From the entries provided below, copy each line that contains the word "नगरप".

DATA FOR THIS TASK:
○ ○ ○ ○
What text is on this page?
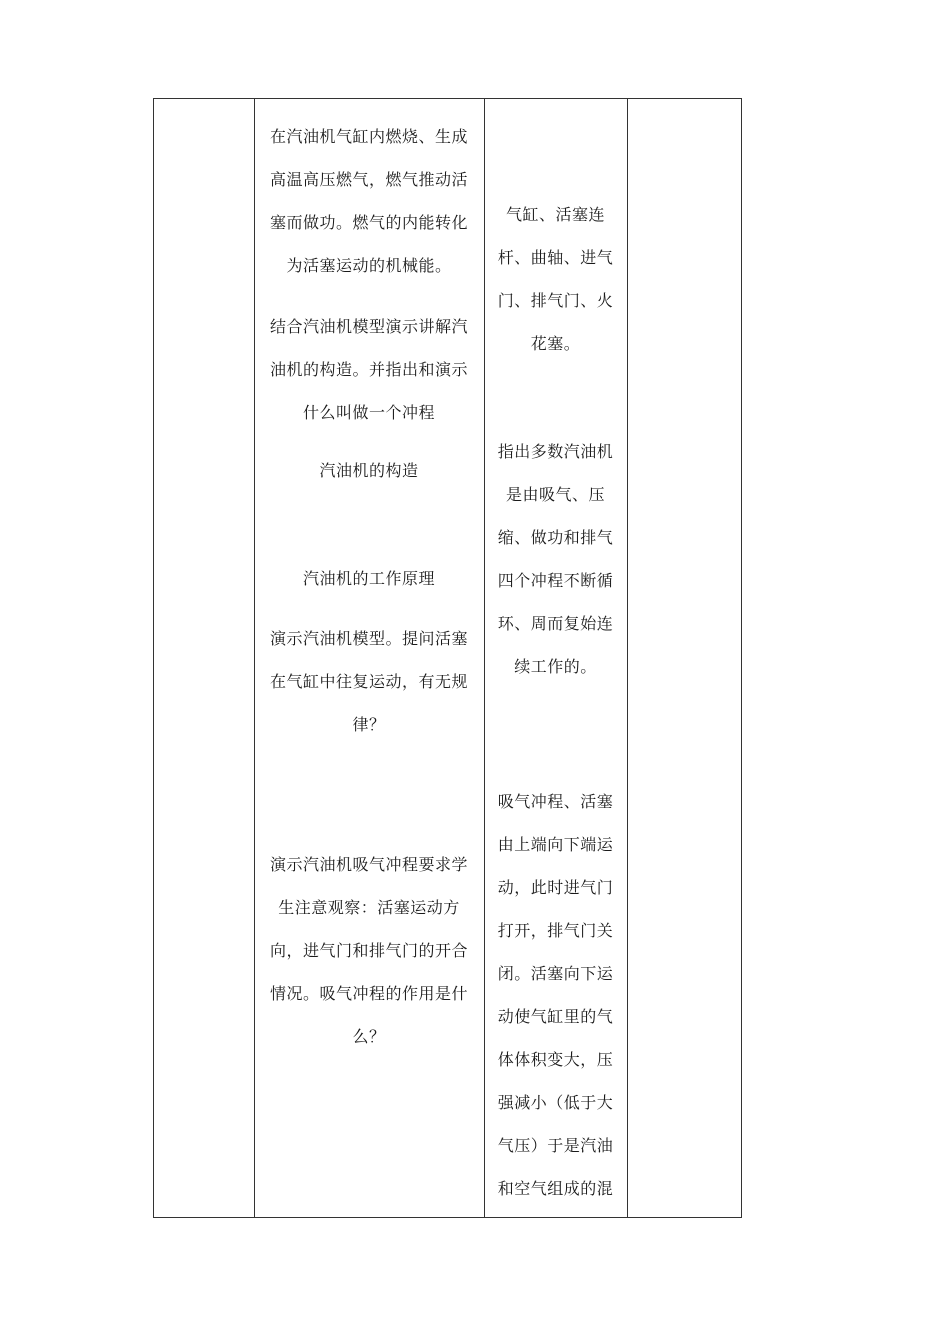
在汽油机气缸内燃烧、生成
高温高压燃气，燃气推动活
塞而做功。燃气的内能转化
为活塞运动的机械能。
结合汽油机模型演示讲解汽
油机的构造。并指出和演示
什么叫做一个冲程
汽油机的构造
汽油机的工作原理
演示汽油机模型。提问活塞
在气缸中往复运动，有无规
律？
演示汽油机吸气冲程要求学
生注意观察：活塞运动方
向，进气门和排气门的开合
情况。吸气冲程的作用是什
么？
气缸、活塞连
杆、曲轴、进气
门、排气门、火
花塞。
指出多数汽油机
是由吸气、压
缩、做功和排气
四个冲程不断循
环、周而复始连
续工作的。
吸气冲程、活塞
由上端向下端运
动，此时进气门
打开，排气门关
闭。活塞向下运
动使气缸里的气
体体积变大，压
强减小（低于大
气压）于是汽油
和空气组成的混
○ ○ ○ ○
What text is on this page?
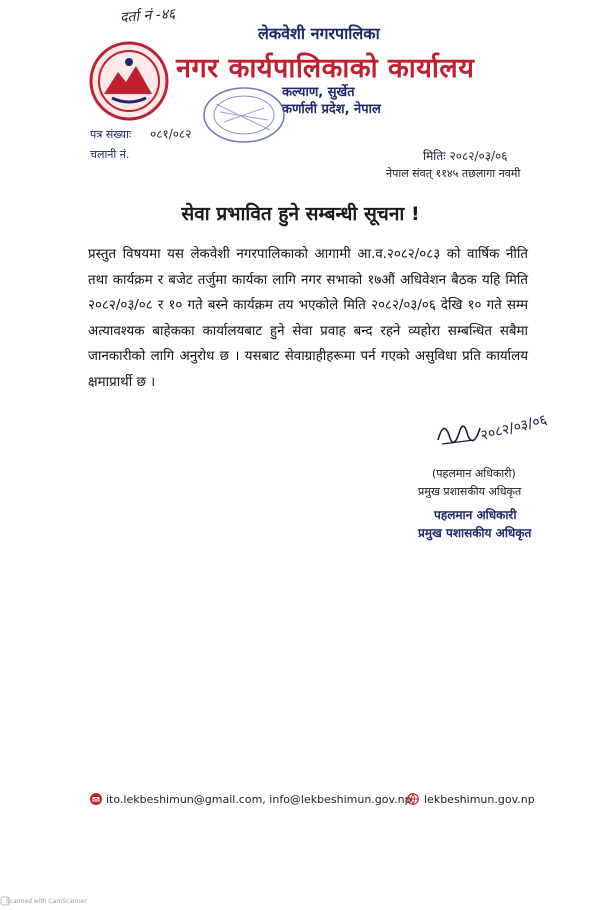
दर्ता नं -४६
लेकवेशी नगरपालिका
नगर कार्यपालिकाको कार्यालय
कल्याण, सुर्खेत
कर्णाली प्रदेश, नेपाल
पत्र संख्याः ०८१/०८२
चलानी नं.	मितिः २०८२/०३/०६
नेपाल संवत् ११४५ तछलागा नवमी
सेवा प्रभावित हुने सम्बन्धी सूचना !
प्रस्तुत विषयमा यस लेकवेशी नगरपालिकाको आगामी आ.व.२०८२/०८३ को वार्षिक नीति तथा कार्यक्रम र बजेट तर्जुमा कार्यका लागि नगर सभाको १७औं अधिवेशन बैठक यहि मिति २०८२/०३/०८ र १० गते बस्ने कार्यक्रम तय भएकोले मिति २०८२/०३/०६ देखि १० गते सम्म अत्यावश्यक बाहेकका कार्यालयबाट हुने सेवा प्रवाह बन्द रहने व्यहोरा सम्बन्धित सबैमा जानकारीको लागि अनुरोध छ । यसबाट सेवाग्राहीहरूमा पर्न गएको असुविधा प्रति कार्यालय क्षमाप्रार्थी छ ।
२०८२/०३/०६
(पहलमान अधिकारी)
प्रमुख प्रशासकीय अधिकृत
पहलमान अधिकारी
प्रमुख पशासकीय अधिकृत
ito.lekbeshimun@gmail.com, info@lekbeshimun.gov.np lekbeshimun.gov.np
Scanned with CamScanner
○ ○ ○ ○
TASK RESPONSE:
लेकवेशी नगरपालिका
प्रस्तुत विषयमा यस लेकवेशी नगरपालिकाको आगामी आ.व.२०८२/०८३ को वार्षिक नीति तथा कार्यक्रम र बजेट तर्जुमा कार्यका लागि नगर सभाको १७औं अधिवेशन बैठक यहि मिति २०८२/०३/०८ र १० गते बस्ने कार्यक्रम तय भएकोले मिति २०८२/०३/०६ देखि १० गते सम्म अत्यावश्यक बाहेकका कार्यालयबाट हुने सेवा प्रवाह बन्द रहने व्यहोरा सम्बन्धित सबैमा जानकारीको लागि अनुरोध छ । यसबाट सेवाग्राहीहरूमा पर्न गएको असुविधा प्रति कार्यालय क्षमाप्रार्थी छ ।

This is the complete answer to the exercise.